Gather up the lines that contain "title".

-- START OF RECORD LIST --

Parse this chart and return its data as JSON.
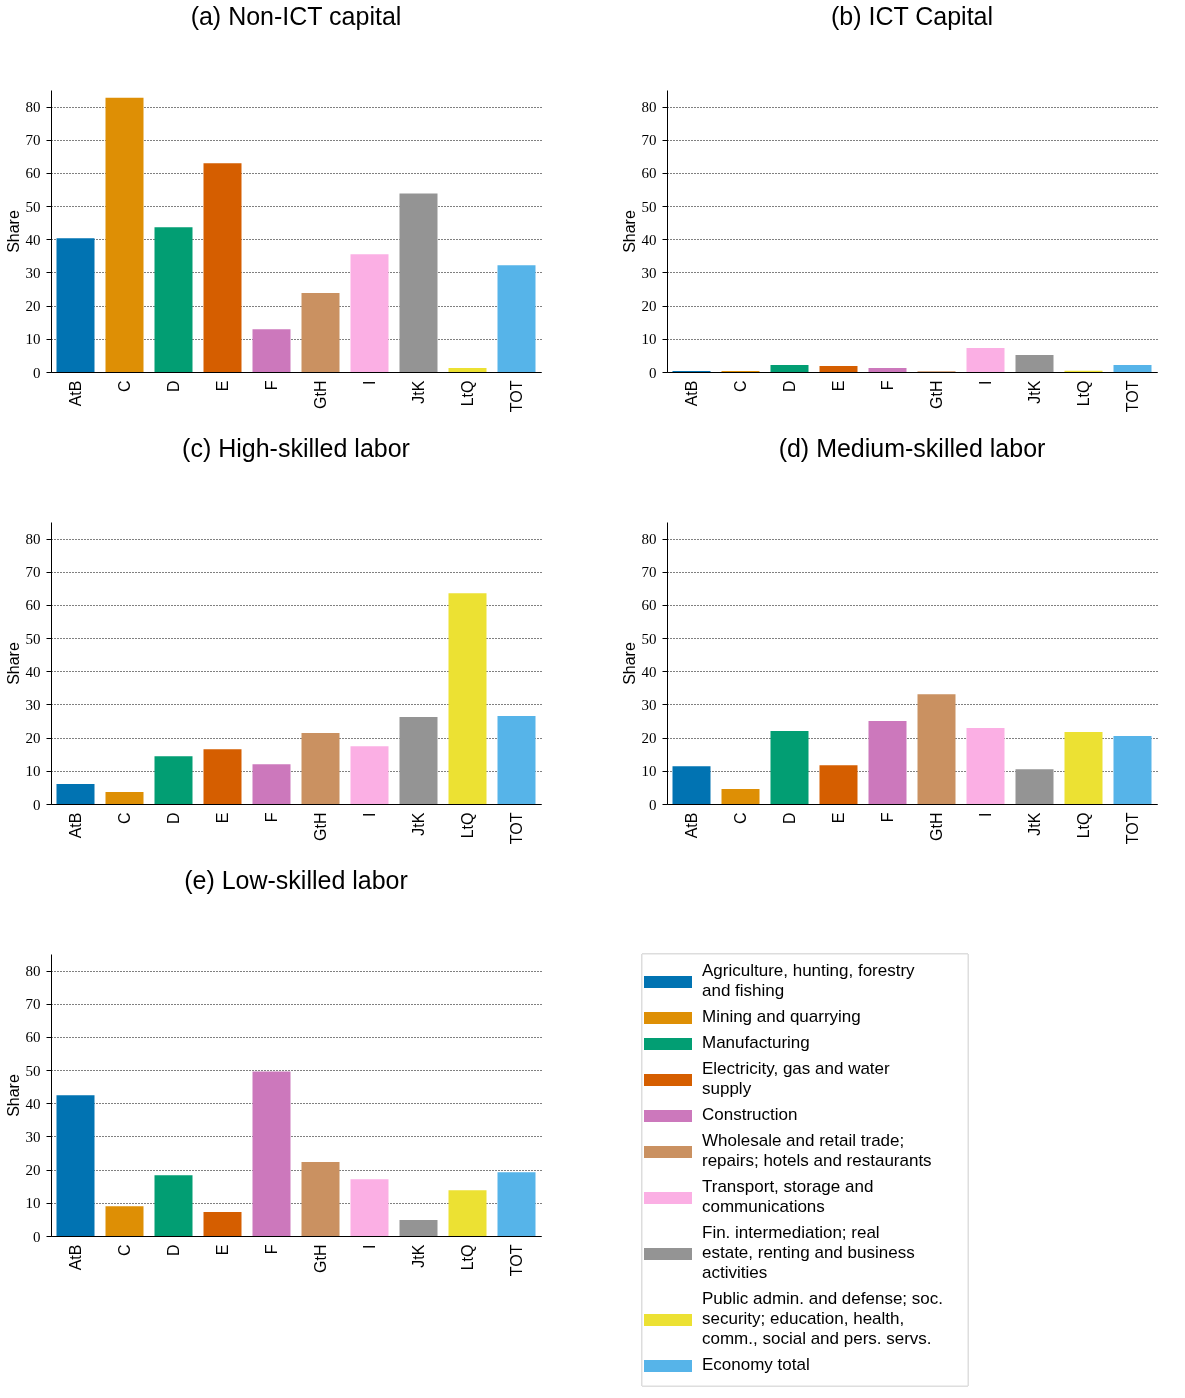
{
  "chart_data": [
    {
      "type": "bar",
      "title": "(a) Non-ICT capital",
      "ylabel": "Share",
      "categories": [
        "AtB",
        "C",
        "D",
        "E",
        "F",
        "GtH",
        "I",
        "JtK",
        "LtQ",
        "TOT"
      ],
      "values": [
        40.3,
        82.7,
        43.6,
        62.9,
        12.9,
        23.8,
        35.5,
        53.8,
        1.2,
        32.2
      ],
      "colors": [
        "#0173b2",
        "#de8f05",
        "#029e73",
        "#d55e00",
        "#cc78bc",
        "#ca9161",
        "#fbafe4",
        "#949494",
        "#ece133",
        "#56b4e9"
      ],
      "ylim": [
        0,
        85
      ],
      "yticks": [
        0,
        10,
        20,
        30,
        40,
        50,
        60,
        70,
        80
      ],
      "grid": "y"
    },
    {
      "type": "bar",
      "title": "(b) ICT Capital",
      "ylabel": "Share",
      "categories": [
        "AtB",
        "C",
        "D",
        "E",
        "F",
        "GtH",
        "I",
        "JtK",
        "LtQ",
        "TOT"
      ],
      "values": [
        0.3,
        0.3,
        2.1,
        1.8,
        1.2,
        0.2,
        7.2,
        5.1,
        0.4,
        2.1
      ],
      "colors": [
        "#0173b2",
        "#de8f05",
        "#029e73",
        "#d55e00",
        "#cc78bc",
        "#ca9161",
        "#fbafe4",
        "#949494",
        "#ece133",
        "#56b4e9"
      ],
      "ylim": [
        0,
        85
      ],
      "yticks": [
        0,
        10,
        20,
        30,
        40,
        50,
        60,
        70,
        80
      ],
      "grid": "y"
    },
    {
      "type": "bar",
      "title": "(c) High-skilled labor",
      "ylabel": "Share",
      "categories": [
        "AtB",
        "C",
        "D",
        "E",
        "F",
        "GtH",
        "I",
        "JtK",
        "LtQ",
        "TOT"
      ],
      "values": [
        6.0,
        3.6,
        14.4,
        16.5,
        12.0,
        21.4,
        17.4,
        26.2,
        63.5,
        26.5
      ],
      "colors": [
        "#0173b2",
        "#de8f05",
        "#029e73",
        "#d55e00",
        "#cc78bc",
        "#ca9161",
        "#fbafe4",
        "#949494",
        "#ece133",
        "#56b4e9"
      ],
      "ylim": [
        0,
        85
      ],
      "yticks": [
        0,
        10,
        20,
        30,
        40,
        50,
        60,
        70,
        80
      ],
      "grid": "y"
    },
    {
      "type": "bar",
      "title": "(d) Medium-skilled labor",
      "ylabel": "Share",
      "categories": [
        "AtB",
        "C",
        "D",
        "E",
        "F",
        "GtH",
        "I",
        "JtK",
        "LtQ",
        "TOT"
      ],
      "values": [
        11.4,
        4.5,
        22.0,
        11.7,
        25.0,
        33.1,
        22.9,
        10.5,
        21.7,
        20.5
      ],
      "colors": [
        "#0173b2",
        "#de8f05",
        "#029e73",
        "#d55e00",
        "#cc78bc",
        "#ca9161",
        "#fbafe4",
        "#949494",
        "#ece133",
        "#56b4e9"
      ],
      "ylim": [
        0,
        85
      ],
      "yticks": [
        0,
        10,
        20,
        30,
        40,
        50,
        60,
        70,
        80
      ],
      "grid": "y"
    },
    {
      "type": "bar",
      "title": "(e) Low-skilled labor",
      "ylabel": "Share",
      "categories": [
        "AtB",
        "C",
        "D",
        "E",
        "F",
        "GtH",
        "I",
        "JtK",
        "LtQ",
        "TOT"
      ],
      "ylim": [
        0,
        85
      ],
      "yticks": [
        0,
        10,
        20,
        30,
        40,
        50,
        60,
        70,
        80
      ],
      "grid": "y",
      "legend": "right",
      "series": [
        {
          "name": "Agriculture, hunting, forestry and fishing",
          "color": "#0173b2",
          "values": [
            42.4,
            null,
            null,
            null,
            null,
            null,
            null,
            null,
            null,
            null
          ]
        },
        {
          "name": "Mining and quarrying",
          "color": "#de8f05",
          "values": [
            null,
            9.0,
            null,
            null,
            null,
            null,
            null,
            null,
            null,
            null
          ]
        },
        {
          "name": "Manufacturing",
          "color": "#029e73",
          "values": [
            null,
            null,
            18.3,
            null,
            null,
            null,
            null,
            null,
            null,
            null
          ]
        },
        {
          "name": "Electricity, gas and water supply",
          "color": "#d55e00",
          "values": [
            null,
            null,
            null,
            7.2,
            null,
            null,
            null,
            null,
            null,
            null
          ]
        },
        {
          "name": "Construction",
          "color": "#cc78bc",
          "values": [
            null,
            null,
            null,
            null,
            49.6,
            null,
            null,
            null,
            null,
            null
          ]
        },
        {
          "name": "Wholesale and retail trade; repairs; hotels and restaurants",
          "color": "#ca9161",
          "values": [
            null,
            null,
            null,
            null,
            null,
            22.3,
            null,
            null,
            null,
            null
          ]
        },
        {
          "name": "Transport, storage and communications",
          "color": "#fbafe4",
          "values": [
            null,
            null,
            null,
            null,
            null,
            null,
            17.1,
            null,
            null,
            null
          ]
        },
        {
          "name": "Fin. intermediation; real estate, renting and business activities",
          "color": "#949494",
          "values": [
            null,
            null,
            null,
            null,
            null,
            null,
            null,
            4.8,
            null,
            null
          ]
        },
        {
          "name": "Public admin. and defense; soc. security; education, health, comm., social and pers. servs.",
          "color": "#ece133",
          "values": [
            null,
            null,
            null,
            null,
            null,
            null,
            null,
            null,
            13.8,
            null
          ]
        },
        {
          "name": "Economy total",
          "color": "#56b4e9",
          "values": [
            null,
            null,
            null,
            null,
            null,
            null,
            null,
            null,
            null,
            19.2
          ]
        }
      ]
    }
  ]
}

-- END OF RECORD LIST --

COMPLETED EXERCISE
      "title": "(a) Non-ICT capital",
      "title": "(b) ICT Capital",
      "title": "(c) High-skilled labor",
      "title": "(d) Medium-skilled labor",
      "title": "(e) Low-skilled labor",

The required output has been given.